◆ Tarefas ◆
1. Diga se cada afirmação abaixo concorda com o trecho sobre as reservas internacionais, respondendo sim ou não e citando literalmente as palavras do trecho que decidem a resposta. (a) Pelas normas prudenciais, as reservas devem equivaler a seis meses de importação. (b) O trecho propõe usar a receita da venda das reservas para financiar novos gastos do governo. (c) Descontados os swaps, as reservas efetivas somam US$ 373 bilhões.
2. Liste, sem repetir, todos os valores em dólares (US$) que aparecem no trecho sobre as reservas internacionais.
3. Dê continuidade ao trecho sobre as reservas internacionais a partir da última frase apresentada.

◆ Trecho fornecido ◆
Tem perdas se a depreciação supera os juros em reais.
Os
swaps cambiais são possíveis porque os bancos entendem que eles estão
assegurados pelas reservas internacionais do BC. De fato, eles são uma dedução das reservas
internacionais. Diminuindo os swaps das
reservas, o valor que fica são US$ 260 bilhões de reservas internacionais
efetivas.
As normas
prudenciais a respeito da manutenção de reservas internacionais sugerem que
elas devam ter um valor equivalente a seis meses de importação, para evitar que o país pare, no
caso de uma queda súbita das exportações ou de uma suspensão de créditos
externos. Como as importações anuais do país são cerca
de US$ 300 bilhões, isso significa que as reservas
prudenciais de que necessitamos são iguais a US$ 150 bilhões. Portanto,
o excesso das reservas efetivas sobre as reservas
prudenciais é igual a 260 menos 150, ou seja, US$ 110 bilhões.
Deste
modo, o valor das reservas que o governo poderia em princípio pensar em dispor
seria de US$ 110 bilhões, apenas 30% das reservas de
US$ 373 bilhões, mas ainda assim um valor significativo. Considere-se,
entretanto, que as reservas são um ativo que o governo adquiriu com a
emissão de dívida interna. Para comprar as reservas, o governo teve que
vender títulos no mercado interno. O razoável,
portanto, seria que a receita obtida com a venda de US$ 110 bilhões das
reservas fosse usada para abater a dívida interna. Haveria,
nesse caso, uma economia considerável de pagamento de juros por parte do
governo.

◆ Linhas de registros ◆
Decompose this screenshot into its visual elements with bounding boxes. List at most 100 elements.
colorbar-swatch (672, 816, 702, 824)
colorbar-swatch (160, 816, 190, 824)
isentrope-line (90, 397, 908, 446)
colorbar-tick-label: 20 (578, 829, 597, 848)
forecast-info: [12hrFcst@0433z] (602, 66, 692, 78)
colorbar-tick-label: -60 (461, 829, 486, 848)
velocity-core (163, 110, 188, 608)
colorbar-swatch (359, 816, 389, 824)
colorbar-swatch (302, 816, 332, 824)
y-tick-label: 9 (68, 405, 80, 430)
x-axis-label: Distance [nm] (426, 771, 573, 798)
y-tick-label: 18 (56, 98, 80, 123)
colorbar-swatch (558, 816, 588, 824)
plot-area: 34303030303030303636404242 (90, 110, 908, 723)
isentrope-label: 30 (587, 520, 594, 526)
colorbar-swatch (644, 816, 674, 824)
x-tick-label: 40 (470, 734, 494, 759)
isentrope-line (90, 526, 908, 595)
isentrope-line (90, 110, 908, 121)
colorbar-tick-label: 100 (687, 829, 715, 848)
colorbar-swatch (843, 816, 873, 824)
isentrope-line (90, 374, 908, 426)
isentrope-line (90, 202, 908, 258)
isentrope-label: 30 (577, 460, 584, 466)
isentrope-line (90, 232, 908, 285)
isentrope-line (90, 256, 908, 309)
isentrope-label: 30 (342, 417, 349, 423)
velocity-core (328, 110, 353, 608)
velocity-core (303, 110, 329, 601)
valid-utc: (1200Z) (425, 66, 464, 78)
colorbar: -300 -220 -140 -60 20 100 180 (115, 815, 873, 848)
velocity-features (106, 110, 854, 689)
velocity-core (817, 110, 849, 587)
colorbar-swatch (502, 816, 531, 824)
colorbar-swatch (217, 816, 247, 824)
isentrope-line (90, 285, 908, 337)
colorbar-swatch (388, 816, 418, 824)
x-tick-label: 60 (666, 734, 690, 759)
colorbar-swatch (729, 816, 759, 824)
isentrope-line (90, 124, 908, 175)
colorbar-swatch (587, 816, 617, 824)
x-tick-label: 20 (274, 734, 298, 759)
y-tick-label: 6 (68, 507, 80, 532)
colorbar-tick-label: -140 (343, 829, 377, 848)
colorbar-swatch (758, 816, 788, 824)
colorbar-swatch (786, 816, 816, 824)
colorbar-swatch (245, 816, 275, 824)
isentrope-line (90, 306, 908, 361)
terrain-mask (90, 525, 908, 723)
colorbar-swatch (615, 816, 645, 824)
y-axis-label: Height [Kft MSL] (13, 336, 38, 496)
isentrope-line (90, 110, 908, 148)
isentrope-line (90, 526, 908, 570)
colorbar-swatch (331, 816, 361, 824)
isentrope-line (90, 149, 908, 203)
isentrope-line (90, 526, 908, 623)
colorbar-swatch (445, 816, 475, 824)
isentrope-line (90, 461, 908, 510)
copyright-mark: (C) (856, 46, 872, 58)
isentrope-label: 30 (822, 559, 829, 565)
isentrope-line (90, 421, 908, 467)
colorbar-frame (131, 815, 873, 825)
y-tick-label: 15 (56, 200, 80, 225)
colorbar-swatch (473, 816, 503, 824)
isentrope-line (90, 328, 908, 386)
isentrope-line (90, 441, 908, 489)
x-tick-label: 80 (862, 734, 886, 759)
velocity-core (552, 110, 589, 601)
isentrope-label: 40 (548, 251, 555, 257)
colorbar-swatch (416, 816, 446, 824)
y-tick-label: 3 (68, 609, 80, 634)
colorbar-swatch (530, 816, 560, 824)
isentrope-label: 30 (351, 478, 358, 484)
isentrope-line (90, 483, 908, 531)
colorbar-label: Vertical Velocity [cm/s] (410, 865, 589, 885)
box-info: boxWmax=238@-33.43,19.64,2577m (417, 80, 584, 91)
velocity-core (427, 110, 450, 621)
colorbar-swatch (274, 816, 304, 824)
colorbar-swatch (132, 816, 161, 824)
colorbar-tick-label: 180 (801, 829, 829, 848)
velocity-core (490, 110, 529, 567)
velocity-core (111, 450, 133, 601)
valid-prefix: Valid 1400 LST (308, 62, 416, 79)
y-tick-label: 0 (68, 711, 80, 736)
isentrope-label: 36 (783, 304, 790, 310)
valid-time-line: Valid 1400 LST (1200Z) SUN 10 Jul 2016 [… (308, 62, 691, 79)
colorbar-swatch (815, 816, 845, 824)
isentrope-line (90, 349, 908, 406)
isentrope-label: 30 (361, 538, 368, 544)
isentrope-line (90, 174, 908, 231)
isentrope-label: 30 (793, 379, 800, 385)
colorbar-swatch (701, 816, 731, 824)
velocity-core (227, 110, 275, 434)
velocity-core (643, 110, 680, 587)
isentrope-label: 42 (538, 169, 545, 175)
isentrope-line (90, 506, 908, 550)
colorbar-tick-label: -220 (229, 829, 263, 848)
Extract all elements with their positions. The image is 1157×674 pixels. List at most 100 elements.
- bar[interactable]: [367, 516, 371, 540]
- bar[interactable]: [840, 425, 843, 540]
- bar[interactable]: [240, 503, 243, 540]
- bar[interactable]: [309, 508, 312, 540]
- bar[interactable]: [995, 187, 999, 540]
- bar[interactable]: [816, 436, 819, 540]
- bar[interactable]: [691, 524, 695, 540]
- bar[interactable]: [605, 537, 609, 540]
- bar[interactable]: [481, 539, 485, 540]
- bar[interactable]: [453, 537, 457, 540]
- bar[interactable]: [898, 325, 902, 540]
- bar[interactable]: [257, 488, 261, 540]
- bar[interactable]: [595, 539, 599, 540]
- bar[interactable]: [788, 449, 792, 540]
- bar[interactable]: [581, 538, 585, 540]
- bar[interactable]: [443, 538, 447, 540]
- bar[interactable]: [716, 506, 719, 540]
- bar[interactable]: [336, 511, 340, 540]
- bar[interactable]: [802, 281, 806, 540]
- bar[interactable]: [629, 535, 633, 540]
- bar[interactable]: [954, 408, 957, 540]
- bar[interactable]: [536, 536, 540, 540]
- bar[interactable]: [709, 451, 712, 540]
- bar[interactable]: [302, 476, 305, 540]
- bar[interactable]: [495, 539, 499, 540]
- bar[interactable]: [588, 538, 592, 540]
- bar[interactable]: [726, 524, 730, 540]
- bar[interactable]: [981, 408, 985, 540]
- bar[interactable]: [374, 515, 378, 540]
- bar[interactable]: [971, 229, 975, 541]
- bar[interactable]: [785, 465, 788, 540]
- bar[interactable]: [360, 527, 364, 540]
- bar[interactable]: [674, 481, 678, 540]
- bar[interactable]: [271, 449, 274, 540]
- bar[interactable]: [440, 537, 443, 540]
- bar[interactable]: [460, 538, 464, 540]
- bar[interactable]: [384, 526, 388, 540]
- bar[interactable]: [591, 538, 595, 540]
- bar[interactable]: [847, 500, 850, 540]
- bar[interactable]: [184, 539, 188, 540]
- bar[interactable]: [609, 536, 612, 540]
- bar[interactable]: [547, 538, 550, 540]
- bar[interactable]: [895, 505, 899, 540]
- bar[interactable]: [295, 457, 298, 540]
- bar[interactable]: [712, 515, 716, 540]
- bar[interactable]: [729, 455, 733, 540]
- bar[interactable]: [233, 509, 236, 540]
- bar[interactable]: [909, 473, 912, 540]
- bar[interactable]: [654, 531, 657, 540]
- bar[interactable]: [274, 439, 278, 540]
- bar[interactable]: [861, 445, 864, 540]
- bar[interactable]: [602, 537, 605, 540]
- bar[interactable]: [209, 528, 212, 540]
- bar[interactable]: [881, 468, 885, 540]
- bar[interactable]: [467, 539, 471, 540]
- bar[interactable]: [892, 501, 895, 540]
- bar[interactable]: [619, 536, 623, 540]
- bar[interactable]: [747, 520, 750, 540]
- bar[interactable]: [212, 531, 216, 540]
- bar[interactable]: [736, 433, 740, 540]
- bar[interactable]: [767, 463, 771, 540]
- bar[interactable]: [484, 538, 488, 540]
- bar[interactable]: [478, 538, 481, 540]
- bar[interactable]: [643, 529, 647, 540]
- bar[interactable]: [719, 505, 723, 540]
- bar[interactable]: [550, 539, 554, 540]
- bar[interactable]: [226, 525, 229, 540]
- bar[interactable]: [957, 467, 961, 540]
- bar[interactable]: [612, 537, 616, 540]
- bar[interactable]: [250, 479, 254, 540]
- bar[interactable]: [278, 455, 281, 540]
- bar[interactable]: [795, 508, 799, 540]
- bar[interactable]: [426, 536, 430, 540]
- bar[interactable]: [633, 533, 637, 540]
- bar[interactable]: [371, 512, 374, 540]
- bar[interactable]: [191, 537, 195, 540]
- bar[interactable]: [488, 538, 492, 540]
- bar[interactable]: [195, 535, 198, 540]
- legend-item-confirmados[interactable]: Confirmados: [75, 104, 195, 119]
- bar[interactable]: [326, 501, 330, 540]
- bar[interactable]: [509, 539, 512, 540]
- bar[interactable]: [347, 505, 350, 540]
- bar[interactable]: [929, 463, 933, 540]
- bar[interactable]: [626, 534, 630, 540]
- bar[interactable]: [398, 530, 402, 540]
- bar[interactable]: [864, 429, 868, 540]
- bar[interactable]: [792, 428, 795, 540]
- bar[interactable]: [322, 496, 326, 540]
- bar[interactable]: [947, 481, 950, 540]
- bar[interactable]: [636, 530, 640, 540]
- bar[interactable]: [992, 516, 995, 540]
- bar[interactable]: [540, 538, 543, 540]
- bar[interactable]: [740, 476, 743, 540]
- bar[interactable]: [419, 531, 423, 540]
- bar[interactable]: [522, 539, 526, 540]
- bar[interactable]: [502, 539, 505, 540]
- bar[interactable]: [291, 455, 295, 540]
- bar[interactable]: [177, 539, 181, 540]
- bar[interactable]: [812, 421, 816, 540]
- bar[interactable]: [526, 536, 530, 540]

◆ Respostas ◆
1.
(a) Sim: "elas devam ter um valor equivalente a seis meses de importação".
(b) Não: "seria que a receita obtida com a venda de US$ 110 bilhões das reservas fosse usada para abater a dívida interna".
(c) Não: "o valor que fica são US$ 260 bilhões de reservas internacionais efetivas".

2.
US$ 260 bilhões
US$ 300 bilhões
US$ 150 bilhões
US$ 110 bilhões
US$ 373 bilhões

3.
Supondo
que a diferença entre os juros pagos sobre a dívida interna e os recebidos
pelas reservas seja de 10% ao ano e que a taxa de câmbio seja igual a R$ 4
por dólar, então a economia anual de juros seria de R$ 44 bilhões de
reais (pois: 110 x 0,10 x 4 = 44). Essa seria uma economia
que se repetiria todo ano, dependendo da diferença entre os juros internos e
externos, ajudando as contas do governo e a rolagem da dívida interna, que
seria menor do que antes.
O problema é que querem gastar o dinheiro da venda das reservas
não para reduzir a dívida interna, mas para aumentar a despesa do governo, o que é
uma péssima ideia.
O
pior dos mundos seria
usar as reservas para aumentar as despesas correntes do governo, porque estaríamos
trocando um ativo valioso por um gasto temporário sem retorno. Se for para
despesas de capital, também seria ruim, porque, embora essas despesas aumentem
a demanda interna de imediato, não são um impulso que possa se manter à frente,
porque as reservas acabariam. A demanda aumentaria num ano, para reduzir-se
novamente no ano seguinte. Muito provavelmente, a ponte ficaria pela metade.
Perderíamos as reservas e continuaríamos no fundo do poço.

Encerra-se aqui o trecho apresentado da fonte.